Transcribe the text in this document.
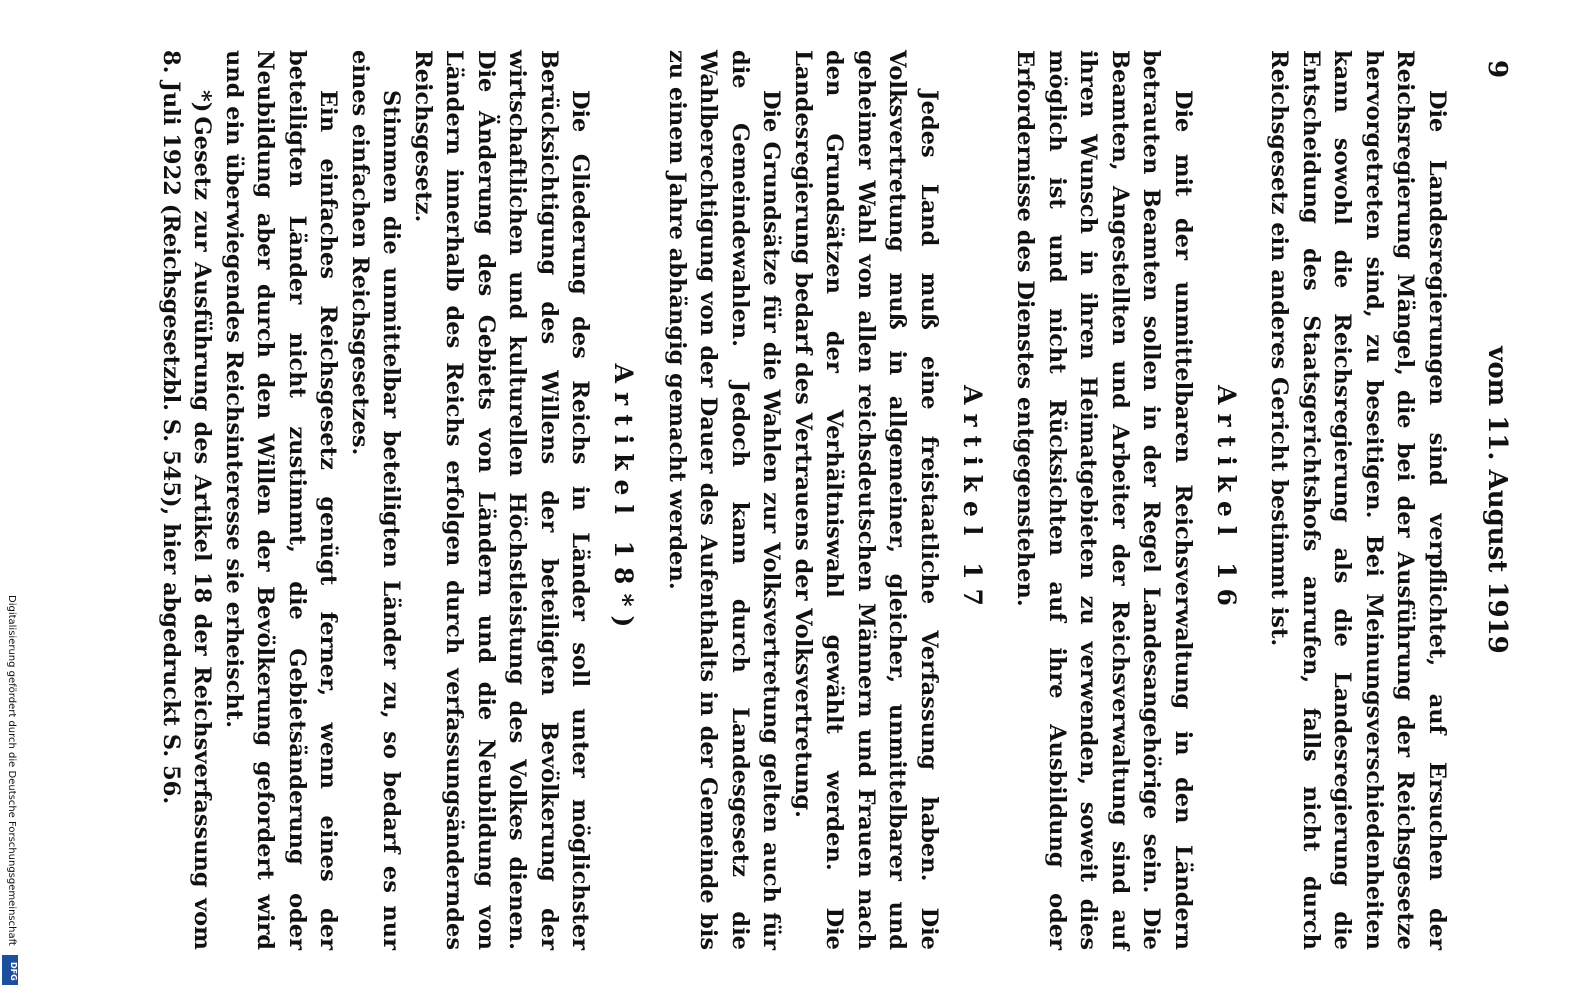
vom 11. August 1919
9

Die Landesregierungen sind verpflichtet, auf Ersuchen der Reichsregierung Mängel, die bei der Ausführung der Reichsgesetze hervorgetreten sind, zu beseitigen. Bei Meinungsverschiedenheiten kann sowohl die Reichsregierung als die Landesregierung die Entscheidung des Staatsgerichtshofs anrufen, falls nicht durch Reichsgesetz ein anderes Gericht bestimmt ist.

Artikel 16

Die mit der unmittelbaren Reichsverwaltung in den Ländern betrauten Beamten sollen in der Regel Landesangehörige sein. Die Beamten, Angestellten und Arbeiter der Reichsverwaltung sind auf ihren Wunsch in ihren Heimatgebieten zu verwenden, soweit dies möglich ist und nicht Rücksichten auf ihre Ausbildung oder Erfordernisse des Dienstes entgegenstehen.

Artikel 17

Jedes Land muß eine freistaatliche Verfassung haben. Die Volksvertretung muß in allgemeiner, gleicher, unmittelbarer und geheimer Wahl von allen reichsdeutschen Männern und Frauen nach den Grundsätzen der Verhältniswahl gewählt werden. Die Landesregierung bedarf des Vertrauens der Volksvertretung.

Die Grundsätze für die Wahlen zur Volksvertretung gelten auch für die Gemeindewahlen. Jedoch kann durch Landesgesetz die Wahlberechtigung von der Dauer des Aufenthalts in der Gemeinde bis zu einem Jahre abhängig gemacht werden.

Artikel 18*)

Die Gliederung des Reichs in Länder soll unter möglichster Berücksichtigung des Willens der beteiligten Bevölkerung der wirtschaftlichen und kulturellen Höchstleistung des Volkes dienen. Die Änderung des Gebiets von Ländern und die Neubildung von Ländern innerhalb des Reichs erfolgen durch verfassungsänderndes Reichsgesetz.

Stimmen die unmittelbar beteiligten Länder zu, so bedarf es nur eines einfachen Reichsgesetzes.

Ein einfaches Reichsgesetz genügt ferner, wenn eines der beteiligten Länder nicht zustimmt, die Gebietsänderung oder Neubildung aber durch den Willen der Bevölkerung gefordert wird und ein überwiegendes Reichsinteresse sie erheischt.

*)Gesetz zur Ausführung des Artikel 18 der Reichsverfassung vom 8. Juli 1922 (Reichsgesetzbl. S. 545), hier abgedruckt S. 56.

Digitalisierung gefördert durch die Deutsche Forschungsgemeinschaft
DFG
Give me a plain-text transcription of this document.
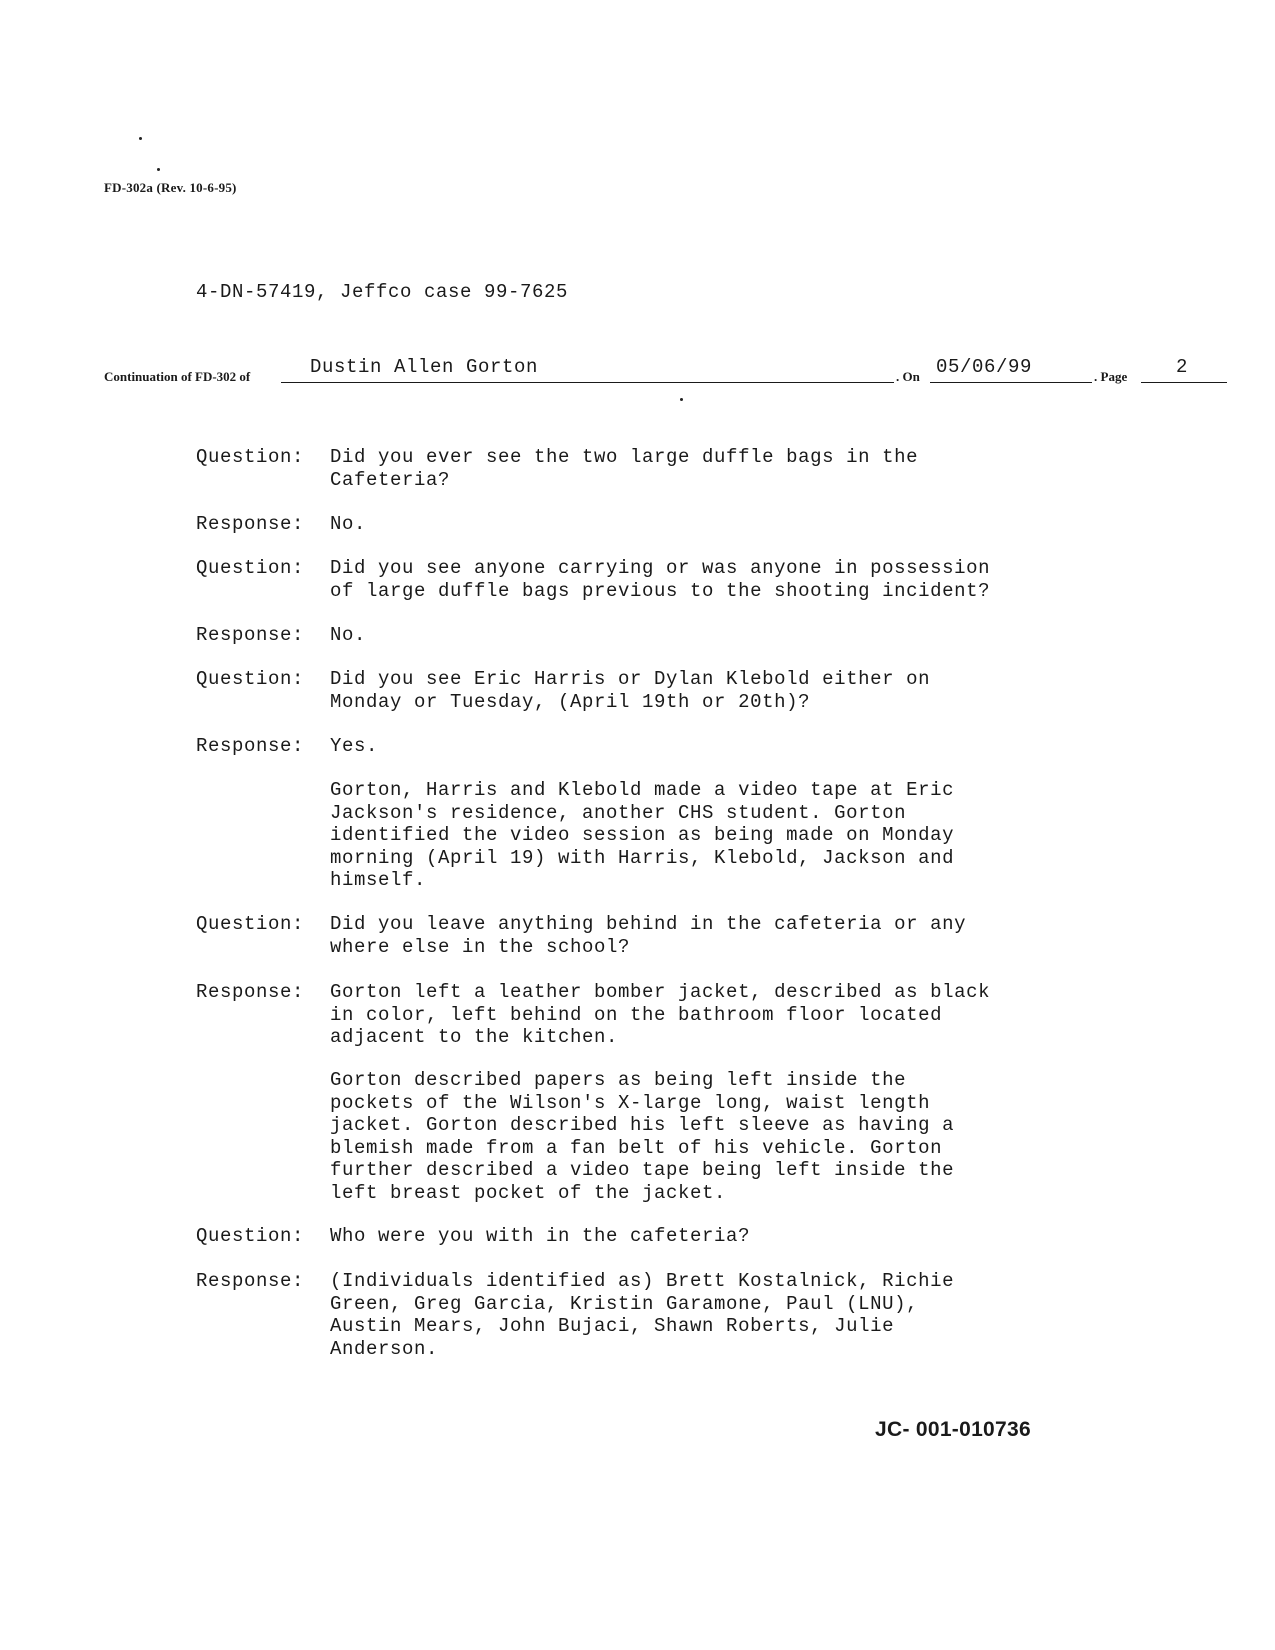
FD-302a (Rev. 10-6-95)
4-DN-57419, Jeffco case 99-7625
Continuation of FD-302 of	Dustin Allen Gorton	. On 05/06/99	. Page	2
Question: Did you ever see the two large duffle bags in the
Cafeteria?
Response: No.
Question: Did you see anyone carrying or was anyone in possession
of large duffle bags previous to the shooting incident?
Response: No.
Question: Did you see Eric Harris or Dylan Klebold either on
Monday or Tuesday, (April 19th or 20th)?
Response: Yes.
Gorton, Harris and Klebold made a video tape at Eric
Jackson's residence, another CHS student. Gorton
identified the video session as being made on Monday
morning (April 19) with Harris, Klebold, Jackson and
himself.
Question: Did you leave anything behind in the cafeteria or any
where else in the school?
Response: Gorton left a leather bomber jacket, described as black
in color, left behind on the bathroom floor located
adjacent to the kitchen.
Gorton described papers as being left inside the
pockets of the Wilson's X-large long, waist length
jacket. Gorton described his left sleeve as having a
blemish made from a fan belt of his vehicle. Gorton
further described a video tape being left inside the
left breast pocket of the jacket.
Question: Who were you with in the cafeteria?
Response: (Individuals identified as) Brett Kostalnick, Richie
Green, Greg Garcia, Kristin Garamone, Paul (LNU),
Austin Mears, John Bujaci, Shawn Roberts, Julie
Anderson.
JC- 001-010736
···
__WHAT IS ASKED__. Report how many lines in this data include the string "Klebold", and nothing else.

__RESPONSE__. 3